Items from a data source
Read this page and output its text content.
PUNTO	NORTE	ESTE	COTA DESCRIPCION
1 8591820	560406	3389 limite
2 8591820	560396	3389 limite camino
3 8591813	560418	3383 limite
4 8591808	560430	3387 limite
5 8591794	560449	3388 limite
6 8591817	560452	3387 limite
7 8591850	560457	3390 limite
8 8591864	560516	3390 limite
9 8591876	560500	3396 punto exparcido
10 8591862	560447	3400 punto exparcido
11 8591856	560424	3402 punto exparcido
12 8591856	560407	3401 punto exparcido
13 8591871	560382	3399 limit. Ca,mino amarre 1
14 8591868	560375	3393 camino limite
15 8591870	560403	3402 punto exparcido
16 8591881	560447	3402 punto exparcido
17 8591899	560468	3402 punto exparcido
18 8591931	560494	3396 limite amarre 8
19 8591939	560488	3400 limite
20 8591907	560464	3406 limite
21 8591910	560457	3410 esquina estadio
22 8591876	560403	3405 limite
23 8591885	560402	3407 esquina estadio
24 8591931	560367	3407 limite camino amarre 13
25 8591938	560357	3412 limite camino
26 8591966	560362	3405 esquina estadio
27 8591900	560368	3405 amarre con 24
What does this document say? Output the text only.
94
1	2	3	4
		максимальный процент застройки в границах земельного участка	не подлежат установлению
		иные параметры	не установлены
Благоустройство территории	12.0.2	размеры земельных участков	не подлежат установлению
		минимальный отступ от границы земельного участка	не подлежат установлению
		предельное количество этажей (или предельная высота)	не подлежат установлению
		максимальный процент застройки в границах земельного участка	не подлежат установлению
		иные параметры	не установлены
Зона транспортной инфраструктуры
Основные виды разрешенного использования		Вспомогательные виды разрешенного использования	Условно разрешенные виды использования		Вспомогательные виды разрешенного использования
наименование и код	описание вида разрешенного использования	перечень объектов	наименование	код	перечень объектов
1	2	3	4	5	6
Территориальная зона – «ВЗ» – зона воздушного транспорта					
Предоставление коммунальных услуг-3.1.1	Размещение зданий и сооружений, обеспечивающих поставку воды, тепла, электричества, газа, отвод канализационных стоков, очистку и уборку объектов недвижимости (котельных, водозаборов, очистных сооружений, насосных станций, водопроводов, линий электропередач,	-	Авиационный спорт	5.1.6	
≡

...

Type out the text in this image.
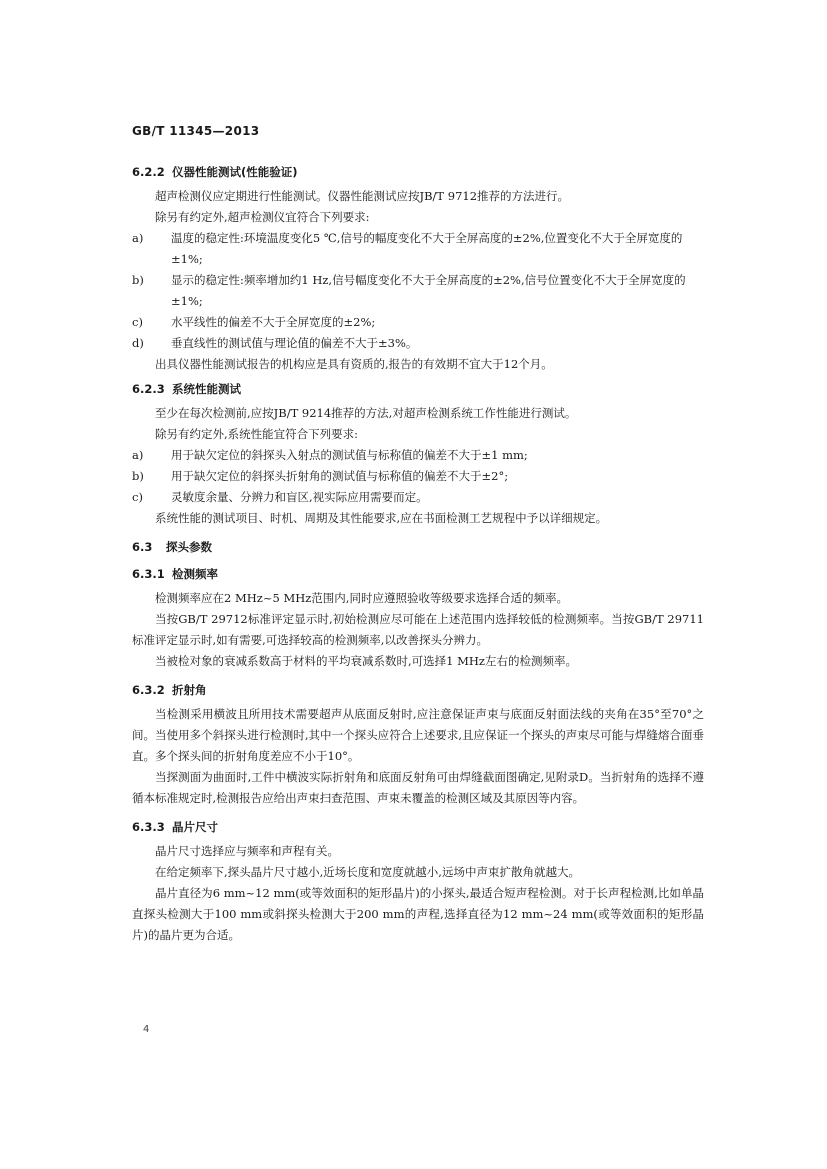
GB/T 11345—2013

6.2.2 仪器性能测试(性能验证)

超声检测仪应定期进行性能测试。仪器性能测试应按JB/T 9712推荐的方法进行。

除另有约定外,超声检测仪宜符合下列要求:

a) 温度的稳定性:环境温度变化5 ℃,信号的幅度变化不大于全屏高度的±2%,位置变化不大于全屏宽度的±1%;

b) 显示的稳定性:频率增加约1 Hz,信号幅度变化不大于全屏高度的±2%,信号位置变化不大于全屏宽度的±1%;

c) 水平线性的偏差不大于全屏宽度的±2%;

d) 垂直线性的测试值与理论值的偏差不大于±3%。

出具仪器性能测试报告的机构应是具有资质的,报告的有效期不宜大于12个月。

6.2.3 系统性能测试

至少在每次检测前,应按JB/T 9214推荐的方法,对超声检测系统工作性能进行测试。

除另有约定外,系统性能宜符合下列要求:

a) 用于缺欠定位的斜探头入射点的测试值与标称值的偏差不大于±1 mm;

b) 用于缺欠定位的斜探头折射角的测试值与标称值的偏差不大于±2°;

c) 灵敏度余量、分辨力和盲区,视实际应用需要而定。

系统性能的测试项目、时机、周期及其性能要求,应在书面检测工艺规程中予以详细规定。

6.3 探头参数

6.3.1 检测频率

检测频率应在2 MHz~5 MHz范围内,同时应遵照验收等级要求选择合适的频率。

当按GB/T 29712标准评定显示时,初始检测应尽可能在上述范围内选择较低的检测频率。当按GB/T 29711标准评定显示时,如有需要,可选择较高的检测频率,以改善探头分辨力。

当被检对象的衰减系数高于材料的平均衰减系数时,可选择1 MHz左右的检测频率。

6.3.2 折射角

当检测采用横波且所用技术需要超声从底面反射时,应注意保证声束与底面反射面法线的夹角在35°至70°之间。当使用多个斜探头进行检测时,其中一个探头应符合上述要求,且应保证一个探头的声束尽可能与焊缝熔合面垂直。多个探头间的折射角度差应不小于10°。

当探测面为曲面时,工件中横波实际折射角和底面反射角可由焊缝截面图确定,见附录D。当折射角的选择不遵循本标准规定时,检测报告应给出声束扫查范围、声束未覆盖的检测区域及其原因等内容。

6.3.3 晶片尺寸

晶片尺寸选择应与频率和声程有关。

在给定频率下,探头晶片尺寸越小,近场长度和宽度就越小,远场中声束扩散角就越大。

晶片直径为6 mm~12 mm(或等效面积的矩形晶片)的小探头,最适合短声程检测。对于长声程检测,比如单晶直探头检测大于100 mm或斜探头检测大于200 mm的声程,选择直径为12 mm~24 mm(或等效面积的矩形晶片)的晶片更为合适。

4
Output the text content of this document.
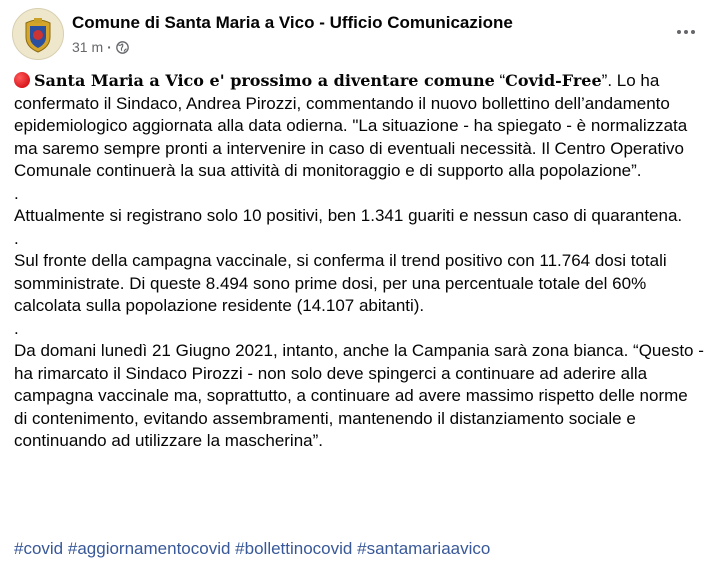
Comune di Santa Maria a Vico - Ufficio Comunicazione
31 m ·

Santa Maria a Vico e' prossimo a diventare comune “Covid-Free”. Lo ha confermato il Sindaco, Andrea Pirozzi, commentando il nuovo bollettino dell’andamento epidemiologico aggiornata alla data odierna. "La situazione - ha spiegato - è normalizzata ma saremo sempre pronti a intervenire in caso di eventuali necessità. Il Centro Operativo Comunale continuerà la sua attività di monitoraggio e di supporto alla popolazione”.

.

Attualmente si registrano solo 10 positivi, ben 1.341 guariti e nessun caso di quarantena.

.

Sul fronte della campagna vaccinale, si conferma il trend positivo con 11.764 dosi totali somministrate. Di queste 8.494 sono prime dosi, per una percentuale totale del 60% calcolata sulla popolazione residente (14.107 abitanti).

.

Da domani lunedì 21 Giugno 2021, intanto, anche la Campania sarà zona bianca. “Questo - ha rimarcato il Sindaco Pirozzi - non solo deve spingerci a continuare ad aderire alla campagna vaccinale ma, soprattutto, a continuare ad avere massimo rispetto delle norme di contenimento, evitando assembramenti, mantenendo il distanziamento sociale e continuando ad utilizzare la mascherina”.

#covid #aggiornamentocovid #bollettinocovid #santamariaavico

[WHAT THE EXERCISE ASKS]
Collect each line holding the string "exparcido".

[FULL SOLUTION]
9 8591876	560500	3396 punto exparcido
10 8591862	560447	3400 punto exparcido
11 8591856	560424	3402 punto exparcido
12 8591856	560407	3401 punto exparcido
15 8591870	560403	3402 punto exparcido
16 8591881	560447	3402 punto exparcido
17 8591899	560468	3402 punto exparcido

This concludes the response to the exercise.